[Begin]

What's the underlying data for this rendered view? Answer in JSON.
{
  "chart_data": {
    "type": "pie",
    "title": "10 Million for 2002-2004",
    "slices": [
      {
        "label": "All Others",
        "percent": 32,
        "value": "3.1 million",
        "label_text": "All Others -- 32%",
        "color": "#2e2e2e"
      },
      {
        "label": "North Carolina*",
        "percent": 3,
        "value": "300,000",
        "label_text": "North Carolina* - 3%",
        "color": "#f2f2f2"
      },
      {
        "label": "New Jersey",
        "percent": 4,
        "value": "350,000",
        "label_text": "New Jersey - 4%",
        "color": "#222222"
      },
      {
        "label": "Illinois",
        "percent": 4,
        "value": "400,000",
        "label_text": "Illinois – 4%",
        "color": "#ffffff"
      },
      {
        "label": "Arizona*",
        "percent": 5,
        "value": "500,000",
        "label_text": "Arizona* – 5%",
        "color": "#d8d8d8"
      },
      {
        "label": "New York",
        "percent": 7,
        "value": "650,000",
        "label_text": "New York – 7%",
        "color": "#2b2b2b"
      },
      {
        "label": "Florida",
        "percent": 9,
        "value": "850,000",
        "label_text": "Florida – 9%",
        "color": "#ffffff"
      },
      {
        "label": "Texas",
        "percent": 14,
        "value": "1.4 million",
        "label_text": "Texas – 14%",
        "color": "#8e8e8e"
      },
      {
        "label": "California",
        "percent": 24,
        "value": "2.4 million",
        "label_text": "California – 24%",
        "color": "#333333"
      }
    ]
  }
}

[End]

◆ **WHAT YOU WILL DO**
Your task is to repeat the data exactly, with nothing left out.

◆ **RESPONSE TO THE TASK**
What's the underlying data for this rendered view? Answer in JSON.
{
  "chart_data": {
    "type": "pie",
    "title": "10 Million for 2002-2004",
    "slices": [
      {
        "label": "All Others",
        "percent": 32,
        "value": "3.1 million",
        "label_text": "All Others -- 32%",
        "color": "#2e2e2e"
      },
      {
        "label": "North Carolina*",
        "percent": 3,
        "value": "300,000",
        "label_text": "North Carolina* - 3%",
        "color": "#f2f2f2"
      },
      {
        "label": "New Jersey",
        "percent": 4,
        "value": "350,000",
        "label_text": "New Jersey - 4%",
        "color": "#222222"
      },
      {
        "label": "Illinois",
        "percent": 4,
        "value": "400,000",
        "label_text": "Illinois – 4%",
        "color": "#ffffff"
      },
      {
        "label": "Arizona*",
        "percent": 5,
        "value": "500,000",
        "label_text": "Arizona* – 5%",
        "color": "#d8d8d8"
      },
      {
        "label": "New York",
        "percent": 7,
        "value": "650,000",
        "label_text": "New York – 7%",
        "color": "#2b2b2b"
      },
      {
        "label": "Florida",
        "percent": 9,
        "value": "850,000",
        "label_text": "Florida – 9%",
        "color": "#ffffff"
      },
      {
        "label": "Texas",
        "percent": 14,
        "value": "1.4 million",
        "label_text": "Texas – 14%",
        "color": "#8e8e8e"
      },
      {
        "label": "California",
        "percent": 24,
        "value": "2.4 million",
        "label_text": "California – 24%",
        "color": "#333333"
      }
    ]
  }
}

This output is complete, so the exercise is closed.